**Excerpted records**
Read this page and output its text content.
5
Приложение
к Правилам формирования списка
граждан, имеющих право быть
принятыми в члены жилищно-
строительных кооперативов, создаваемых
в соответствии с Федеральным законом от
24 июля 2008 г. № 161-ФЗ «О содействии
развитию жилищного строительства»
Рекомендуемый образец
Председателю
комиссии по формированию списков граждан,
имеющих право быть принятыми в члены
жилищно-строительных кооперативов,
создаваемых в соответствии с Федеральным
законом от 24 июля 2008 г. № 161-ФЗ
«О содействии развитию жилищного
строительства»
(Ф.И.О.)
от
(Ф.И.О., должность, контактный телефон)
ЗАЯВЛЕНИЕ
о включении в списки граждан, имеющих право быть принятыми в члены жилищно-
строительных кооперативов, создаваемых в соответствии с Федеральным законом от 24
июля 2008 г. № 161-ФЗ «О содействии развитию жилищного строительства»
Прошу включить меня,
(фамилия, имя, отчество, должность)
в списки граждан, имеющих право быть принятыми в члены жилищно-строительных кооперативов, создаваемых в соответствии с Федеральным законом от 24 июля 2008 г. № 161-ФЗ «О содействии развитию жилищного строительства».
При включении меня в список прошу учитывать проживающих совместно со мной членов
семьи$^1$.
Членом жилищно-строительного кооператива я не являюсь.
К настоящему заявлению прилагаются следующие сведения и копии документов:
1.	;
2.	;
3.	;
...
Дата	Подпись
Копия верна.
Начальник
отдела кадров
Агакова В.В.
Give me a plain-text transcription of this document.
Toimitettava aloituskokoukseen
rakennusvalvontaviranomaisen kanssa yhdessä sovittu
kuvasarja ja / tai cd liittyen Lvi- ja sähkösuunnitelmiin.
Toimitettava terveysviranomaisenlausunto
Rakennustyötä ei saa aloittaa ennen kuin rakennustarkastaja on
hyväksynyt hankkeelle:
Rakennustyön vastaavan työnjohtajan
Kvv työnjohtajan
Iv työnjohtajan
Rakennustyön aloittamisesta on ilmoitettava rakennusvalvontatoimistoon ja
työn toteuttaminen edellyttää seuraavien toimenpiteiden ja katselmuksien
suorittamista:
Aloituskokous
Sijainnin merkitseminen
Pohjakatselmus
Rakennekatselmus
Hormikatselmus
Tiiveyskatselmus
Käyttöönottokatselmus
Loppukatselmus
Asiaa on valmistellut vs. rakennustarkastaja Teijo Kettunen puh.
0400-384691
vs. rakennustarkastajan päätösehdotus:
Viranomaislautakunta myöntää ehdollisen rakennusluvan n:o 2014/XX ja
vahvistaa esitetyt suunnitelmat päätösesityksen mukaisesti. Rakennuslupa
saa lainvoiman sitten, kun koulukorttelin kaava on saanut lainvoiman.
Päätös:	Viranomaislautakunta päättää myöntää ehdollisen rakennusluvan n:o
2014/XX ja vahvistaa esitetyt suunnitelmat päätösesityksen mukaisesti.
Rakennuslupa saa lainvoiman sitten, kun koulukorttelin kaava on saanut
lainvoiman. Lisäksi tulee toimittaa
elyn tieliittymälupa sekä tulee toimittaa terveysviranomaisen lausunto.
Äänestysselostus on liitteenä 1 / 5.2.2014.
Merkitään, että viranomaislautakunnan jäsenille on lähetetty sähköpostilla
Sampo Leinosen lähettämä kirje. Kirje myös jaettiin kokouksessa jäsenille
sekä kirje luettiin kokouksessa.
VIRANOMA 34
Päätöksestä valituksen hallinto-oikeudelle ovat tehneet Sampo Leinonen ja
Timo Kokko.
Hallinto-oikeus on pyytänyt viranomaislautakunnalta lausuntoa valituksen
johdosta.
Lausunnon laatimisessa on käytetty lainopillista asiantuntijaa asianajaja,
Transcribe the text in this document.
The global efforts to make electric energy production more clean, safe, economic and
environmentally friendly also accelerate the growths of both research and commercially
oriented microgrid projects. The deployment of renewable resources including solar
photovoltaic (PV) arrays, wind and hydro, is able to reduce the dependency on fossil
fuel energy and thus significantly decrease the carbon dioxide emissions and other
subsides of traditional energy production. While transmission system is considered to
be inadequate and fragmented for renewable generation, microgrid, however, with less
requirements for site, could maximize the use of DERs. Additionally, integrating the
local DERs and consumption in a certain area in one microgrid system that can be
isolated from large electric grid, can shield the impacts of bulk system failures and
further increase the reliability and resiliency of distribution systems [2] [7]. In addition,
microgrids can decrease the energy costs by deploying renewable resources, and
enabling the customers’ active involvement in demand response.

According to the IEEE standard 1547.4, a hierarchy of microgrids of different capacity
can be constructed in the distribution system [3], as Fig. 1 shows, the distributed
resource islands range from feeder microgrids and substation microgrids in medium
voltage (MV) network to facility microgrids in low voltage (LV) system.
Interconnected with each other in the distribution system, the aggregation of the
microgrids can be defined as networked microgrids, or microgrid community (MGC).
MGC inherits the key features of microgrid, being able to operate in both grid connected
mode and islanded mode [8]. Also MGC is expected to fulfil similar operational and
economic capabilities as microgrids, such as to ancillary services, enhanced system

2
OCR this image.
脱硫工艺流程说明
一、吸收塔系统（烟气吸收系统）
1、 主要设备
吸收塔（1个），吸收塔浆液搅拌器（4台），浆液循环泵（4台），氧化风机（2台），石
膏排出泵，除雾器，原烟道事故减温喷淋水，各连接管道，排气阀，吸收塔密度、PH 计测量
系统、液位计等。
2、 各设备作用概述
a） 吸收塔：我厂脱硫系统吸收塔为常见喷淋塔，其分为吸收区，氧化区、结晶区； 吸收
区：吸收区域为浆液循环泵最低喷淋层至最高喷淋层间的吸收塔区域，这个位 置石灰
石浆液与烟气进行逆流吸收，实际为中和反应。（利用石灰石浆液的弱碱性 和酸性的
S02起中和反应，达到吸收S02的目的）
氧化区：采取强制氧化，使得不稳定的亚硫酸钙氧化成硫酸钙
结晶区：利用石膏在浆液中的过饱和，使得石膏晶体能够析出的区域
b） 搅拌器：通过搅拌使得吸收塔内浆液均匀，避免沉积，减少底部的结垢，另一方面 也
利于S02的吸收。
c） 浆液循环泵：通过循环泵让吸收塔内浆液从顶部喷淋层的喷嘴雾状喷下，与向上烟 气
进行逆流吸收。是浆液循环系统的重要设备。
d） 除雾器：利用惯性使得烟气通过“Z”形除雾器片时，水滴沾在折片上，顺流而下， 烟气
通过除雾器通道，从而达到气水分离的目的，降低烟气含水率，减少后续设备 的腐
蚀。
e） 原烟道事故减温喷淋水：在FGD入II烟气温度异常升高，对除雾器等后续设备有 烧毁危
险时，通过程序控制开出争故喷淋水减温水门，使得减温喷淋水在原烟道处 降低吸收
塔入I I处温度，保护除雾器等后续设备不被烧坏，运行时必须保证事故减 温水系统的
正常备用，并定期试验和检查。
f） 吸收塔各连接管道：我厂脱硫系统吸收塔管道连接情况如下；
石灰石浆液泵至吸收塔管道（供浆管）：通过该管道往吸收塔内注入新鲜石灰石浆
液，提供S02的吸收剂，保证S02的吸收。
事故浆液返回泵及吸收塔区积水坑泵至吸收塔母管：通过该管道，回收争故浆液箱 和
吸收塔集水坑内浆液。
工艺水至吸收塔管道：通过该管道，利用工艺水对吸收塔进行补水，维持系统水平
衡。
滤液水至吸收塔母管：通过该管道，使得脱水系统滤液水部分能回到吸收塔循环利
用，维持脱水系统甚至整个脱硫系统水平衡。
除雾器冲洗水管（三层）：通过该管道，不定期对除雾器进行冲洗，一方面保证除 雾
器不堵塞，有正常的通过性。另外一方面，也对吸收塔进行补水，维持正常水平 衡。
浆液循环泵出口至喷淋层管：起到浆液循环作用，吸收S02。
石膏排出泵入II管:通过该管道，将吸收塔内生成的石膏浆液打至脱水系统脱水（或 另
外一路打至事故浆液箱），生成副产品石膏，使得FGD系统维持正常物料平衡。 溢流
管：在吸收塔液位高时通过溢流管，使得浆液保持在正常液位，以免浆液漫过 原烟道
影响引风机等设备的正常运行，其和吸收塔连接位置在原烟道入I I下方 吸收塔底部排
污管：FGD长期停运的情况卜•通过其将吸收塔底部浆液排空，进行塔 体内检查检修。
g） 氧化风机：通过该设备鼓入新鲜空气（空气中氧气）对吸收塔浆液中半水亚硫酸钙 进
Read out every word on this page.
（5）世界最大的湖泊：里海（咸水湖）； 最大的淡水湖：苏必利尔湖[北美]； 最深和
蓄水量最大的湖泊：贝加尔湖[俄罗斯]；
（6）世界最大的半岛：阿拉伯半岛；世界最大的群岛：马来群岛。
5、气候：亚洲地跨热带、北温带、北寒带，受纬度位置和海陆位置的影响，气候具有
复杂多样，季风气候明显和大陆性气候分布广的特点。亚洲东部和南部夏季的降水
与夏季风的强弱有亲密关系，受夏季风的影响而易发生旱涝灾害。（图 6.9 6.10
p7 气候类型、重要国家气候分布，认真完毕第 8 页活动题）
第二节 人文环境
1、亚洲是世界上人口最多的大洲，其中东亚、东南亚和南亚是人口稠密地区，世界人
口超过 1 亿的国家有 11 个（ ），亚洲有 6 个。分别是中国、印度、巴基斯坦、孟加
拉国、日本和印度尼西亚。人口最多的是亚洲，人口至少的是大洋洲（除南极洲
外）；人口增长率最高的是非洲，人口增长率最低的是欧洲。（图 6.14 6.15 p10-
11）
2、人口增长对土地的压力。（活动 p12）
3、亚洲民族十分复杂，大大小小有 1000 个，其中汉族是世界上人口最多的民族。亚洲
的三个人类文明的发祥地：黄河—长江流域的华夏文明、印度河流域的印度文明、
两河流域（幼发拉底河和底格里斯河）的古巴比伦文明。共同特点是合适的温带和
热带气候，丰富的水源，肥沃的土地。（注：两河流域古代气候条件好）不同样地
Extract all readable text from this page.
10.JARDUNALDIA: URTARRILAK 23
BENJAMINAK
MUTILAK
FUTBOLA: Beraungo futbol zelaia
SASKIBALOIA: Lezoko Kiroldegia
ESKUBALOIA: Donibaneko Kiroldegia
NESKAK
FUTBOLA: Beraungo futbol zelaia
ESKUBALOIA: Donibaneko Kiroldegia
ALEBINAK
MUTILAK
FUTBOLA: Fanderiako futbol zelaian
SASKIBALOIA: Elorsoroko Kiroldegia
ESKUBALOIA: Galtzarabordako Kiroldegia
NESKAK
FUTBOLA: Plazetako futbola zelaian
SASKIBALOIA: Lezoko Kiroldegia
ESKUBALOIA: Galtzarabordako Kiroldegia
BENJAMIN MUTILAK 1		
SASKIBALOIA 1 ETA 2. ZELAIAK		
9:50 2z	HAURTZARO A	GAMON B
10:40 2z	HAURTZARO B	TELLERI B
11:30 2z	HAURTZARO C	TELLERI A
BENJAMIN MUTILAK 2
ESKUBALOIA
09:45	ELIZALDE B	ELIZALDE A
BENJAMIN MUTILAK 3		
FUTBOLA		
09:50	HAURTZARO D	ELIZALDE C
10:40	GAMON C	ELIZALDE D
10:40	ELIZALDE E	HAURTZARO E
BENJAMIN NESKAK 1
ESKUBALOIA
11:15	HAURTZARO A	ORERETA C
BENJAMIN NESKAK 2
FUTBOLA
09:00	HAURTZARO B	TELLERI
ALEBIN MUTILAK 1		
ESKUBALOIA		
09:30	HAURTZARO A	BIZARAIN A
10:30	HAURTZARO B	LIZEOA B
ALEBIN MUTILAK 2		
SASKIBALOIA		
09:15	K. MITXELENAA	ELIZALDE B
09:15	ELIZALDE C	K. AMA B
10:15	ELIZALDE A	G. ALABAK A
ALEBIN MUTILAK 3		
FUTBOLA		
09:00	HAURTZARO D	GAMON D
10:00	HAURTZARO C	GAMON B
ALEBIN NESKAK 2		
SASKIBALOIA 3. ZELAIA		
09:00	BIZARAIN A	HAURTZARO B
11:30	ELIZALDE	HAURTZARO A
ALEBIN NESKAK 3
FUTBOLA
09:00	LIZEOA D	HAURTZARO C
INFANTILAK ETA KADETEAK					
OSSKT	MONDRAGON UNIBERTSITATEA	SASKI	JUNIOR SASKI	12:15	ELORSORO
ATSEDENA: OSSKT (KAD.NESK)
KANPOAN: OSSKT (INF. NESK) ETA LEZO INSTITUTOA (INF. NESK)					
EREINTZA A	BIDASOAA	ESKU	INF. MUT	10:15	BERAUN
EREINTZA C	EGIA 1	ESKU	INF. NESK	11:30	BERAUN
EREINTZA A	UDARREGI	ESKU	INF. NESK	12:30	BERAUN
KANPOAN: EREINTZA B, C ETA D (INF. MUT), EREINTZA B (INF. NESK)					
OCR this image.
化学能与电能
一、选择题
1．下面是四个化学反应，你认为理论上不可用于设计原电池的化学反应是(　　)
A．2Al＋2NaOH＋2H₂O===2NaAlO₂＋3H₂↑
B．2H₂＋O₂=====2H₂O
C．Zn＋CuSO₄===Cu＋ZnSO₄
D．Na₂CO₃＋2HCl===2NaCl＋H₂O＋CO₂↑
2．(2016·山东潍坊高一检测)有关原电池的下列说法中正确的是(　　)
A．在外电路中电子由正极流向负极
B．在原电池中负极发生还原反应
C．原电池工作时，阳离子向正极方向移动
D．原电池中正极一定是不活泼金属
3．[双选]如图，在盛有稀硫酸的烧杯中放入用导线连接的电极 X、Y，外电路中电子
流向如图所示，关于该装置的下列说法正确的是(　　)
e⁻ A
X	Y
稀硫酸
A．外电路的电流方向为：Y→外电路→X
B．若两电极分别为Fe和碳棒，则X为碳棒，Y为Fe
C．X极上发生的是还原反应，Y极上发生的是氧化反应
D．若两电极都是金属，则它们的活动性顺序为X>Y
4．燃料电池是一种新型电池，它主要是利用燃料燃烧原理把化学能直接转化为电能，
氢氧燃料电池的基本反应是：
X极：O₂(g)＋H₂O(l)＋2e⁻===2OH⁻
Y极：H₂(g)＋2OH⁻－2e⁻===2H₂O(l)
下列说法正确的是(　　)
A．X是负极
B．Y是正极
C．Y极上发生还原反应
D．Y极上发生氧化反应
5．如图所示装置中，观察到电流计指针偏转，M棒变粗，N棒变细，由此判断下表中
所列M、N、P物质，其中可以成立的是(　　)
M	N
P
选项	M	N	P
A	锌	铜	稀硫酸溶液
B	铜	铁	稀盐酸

**What you will do**
In the entries above, identify every line with the string "принятыми".

**Response to the task**
принятыми в члены жилищно-
имеющих право быть принятыми в члены
о включении в списки граждан, имеющих право быть принятыми в члены жилищно-
в списки граждан, имеющих право быть принятыми в члены жилищно-строительных кооперативов, создаваемых в соответствии с Федеральным законом от 24 июля 2008 г. № 161-ФЗ «О содействии развитию жилищного строительства».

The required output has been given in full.